▶ [What you are asked to do] Give back the whole listing exactly as shown.

▶ [Dataset rows]
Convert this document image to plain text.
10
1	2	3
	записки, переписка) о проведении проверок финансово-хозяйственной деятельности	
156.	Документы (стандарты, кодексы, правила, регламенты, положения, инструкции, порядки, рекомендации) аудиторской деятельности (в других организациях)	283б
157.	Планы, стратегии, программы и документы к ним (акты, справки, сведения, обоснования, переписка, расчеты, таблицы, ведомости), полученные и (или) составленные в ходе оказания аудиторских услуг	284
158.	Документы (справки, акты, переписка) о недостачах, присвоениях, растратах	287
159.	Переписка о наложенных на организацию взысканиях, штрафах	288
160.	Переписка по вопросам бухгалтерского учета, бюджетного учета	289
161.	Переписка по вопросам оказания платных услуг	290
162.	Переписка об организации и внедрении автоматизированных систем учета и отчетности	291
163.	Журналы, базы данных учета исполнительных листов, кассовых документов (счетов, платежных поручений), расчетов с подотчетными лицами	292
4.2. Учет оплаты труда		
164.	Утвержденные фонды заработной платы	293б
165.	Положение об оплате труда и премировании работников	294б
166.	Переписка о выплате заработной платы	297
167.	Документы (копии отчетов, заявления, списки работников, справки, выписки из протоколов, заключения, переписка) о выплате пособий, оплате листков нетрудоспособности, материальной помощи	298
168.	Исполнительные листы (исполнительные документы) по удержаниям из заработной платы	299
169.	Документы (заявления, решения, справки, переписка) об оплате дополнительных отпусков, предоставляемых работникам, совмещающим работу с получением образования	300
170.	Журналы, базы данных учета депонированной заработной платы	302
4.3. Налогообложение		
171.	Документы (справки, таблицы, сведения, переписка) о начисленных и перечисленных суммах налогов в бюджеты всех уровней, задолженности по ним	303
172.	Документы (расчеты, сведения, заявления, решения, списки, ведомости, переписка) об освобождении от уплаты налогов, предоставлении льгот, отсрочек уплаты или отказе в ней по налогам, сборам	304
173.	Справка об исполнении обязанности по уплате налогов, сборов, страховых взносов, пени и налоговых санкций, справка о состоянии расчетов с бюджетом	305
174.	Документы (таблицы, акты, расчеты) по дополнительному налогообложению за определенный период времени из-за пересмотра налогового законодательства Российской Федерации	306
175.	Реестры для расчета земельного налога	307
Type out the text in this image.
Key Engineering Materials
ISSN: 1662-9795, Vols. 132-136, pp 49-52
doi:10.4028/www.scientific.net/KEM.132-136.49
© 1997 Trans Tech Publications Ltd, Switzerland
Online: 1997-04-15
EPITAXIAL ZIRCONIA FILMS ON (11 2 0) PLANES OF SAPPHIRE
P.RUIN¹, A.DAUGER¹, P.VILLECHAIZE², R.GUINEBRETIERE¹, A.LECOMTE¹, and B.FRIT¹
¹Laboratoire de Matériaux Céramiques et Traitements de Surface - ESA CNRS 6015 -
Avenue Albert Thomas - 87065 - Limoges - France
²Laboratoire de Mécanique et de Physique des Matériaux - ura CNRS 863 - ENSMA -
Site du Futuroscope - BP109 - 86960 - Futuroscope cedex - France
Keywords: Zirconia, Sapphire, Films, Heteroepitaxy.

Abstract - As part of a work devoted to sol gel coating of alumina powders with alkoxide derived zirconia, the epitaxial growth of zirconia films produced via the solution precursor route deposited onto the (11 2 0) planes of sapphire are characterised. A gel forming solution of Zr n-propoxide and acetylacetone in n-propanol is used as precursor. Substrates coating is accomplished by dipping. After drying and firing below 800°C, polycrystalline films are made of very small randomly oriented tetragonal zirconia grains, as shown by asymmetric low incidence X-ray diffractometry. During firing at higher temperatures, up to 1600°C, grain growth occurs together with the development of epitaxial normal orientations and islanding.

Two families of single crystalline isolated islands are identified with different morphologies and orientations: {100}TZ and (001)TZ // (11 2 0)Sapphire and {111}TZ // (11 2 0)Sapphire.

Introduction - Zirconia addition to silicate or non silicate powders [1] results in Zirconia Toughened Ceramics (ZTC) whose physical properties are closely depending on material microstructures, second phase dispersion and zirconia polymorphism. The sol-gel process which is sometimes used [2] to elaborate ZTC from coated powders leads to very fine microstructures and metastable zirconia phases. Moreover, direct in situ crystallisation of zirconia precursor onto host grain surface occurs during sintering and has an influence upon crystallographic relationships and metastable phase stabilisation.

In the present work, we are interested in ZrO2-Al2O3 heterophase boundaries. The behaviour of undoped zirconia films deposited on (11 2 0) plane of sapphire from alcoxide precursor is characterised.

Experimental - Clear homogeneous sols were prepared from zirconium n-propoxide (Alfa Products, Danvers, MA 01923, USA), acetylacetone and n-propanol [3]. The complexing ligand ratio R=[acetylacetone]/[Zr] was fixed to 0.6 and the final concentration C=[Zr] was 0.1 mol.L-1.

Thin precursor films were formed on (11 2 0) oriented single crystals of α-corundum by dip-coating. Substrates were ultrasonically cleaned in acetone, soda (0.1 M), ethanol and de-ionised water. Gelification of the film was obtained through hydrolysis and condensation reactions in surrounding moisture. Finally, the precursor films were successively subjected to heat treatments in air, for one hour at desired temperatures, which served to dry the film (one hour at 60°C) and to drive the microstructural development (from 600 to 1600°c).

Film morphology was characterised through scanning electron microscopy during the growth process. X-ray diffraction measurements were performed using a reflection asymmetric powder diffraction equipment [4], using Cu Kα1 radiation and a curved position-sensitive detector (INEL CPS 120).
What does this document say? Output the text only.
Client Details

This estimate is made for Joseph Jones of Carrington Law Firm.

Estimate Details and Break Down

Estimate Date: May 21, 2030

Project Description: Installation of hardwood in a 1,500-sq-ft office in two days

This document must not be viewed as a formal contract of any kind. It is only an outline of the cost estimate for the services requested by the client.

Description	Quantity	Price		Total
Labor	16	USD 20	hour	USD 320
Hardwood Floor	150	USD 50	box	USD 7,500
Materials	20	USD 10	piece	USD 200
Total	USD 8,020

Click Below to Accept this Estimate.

▶ [Final result]
Convert this document image to plain text.
10
1	2	3
	записки, переписка) о проведении проверок финансово-хозяйственной деятельности	
156.	Документы (стандарты, кодексы, правила, регламенты, положения, инструкции, порядки, рекомендации) аудиторской деятельности (в других организациях)	283б
157.	Планы, стратегии, программы и документы к ним (акты, справки, сведения, обоснования, переписка, расчеты, таблицы, ведомости), полученные и (или) составленные в ходе оказания аудиторских услуг	284
158.	Документы (справки, акты, переписка) о недостачах, присвоениях, растратах	287
159.	Переписка о наложенных на организацию взысканиях, штрафах	288
160.	Переписка по вопросам бухгалтерского учета, бюджетного учета	289
161.	Переписка по вопросам оказания платных услуг	290
162.	Переписка об организации и внедрении автоматизированных систем учета и отчетности	291
163.	Журналы, базы данных учета исполнительных листов, кассовых документов (счетов, платежных поручений), расчетов с подотчетными лицами	292
4.2. Учет оплаты труда		
164.	Утвержденные фонды заработной платы	293б
165.	Положение об оплате труда и премировании работников	294б
166.	Переписка о выплате заработной платы	297
167.	Документы (копии отчетов, заявления, списки работников, справки, выписки из протоколов, заключения, переписка) о выплате пособий, оплате листков нетрудоспособности, материальной помощи	298
168.	Исполнительные листы (исполнительные документы) по удержаниям из заработной платы	299
169.	Документы (заявления, решения, справки, переписка) об оплате дополнительных отпусков, предоставляемых работникам, совмещающим работу с получением образования	300
170.	Журналы, базы данных учета депонированной заработной платы	302
4.3. Налогообложение		
171.	Документы (справки, таблицы, сведения, переписка) о начисленных и перечисленных суммах налогов в бюджеты всех уровней, задолженности по ним	303
172.	Документы (расчеты, сведения, заявления, решения, списки, ведомости, переписка) об освобождении от уплаты налогов, предоставлении льгот, отсрочек уплаты или отказе в ней по налогам, сборам	304
173.	Справка об исполнении обязанности по уплате налогов, сборов, страховых взносов, пени и налоговых санкций, справка о состоянии расчетов с бюджетом	305
174.	Документы (таблицы, акты, расчеты) по дополнительному налогообложению за определенный период времени из-за пересмотра налогового законодательства Российской Федерации	306
175.	Реестры для расчета земельного налога	307
Type out the text in this image.
Key Engineering Materials
ISSN: 1662-9795, Vols. 132-136, pp 49-52
doi:10.4028/www.scientific.net/KEM.132-136.49
© 1997 Trans Tech Publications Ltd, Switzerland
Online: 1997-04-15
EPITAXIAL ZIRCONIA FILMS ON (11 2 0) PLANES OF SAPPHIRE
P.RUIN¹, A.DAUGER¹, P.VILLECHAIZE², R.GUINEBRETIERE¹, A.LECOMTE¹, and B.FRIT¹
¹Laboratoire de Matériaux Céramiques et Traitements de Surface - ESA CNRS 6015 -
Avenue Albert Thomas - 87065 - Limoges - France
²Laboratoire de Mécanique et de Physique des Matériaux - ura CNRS 863 - ENSMA -
Site du Futuroscope - BP109 - 86960 - Futuroscope cedex - France
Keywords: Zirconia, Sapphire, Films, Heteroepitaxy.

Abstract - As part of a work devoted to sol gel coating of alumina powders with alkoxide derived zirconia, the epitaxial growth of zirconia films produced via the solution precursor route deposited onto the (11 2 0) planes of sapphire are characterised. A gel forming solution of Zr n-propoxide and acetylacetone in n-propanol is used as precursor. Substrates coating is accomplished by dipping. After drying and firing below 800°C, polycrystalline films are made of very small randomly oriented tetragonal zirconia grains, as shown by asymmetric low incidence X-ray diffractometry. During firing at higher temperatures, up to 1600°C, grain growth occurs together with the development of epitaxial normal orientations and islanding.

Two families of single crystalline isolated islands are identified with different morphologies and orientations: {100}TZ and (001)TZ // (11 2 0)Sapphire and {111}TZ // (11 2 0)Sapphire.

Introduction - Zirconia addition to silicate or non silicate powders [1] results in Zirconia Toughened Ceramics (ZTC) whose physical properties are closely depending on material microstructures, second phase dispersion and zirconia polymorphism. The sol-gel process which is sometimes used [2] to elaborate ZTC from coated powders leads to very fine microstructures and metastable zirconia phases. Moreover, direct in situ crystallisation of zirconia precursor onto host grain surface occurs during sintering and has an influence upon crystallographic relationships and metastable phase stabilisation.

In the present work, we are interested in ZrO2-Al2O3 heterophase boundaries. The behaviour of undoped zirconia films deposited on (11 2 0) plane of sapphire from alcoxide precursor is characterised.

Experimental - Clear homogeneous sols were prepared from zirconium n-propoxide (Alfa Products, Danvers, MA 01923, USA), acetylacetone and n-propanol [3]. The complexing ligand ratio R=[acetylacetone]/[Zr] was fixed to 0.6 and the final concentration C=[Zr] was 0.1 mol.L-1.

Thin precursor films were formed on (11 2 0) oriented single crystals of α-corundum by dip-coating. Substrates were ultrasonically cleaned in acetone, soda (0.1 M), ethanol and de-ionised water. Gelification of the film was obtained through hydrolysis and condensation reactions in surrounding moisture. Finally, the precursor films were successively subjected to heat treatments in air, for one hour at desired temperatures, which served to dry the film (one hour at 60°C) and to drive the microstructural development (from 600 to 1600°c).

Film morphology was characterised through scanning electron microscopy during the growth process. X-ray diffraction measurements were performed using a reflection asymmetric powder diffraction equipment [4], using Cu Kα1 radiation and a curved position-sensitive detector (INEL CPS 120).
What does this document say? Output the text only.
Client Details

This estimate is made for Joseph Jones of Carrington Law Firm.

Estimate Details and Break Down

Estimate Date: May 21, 2030

Project Description: Installation of hardwood in a 1,500-sq-ft office in two days

This document must not be viewed as a formal contract of any kind. It is only an outline of the cost estimate for the services requested by the client.

Description	Quantity	Price		Total
Labor	16	USD 20	hour	USD 320
Hardwood Floor	150	USD 50	box	USD 7,500
Materials	20	USD 10	piece	USD 200
Total	USD 8,020

Click Below to Accept this Estimate.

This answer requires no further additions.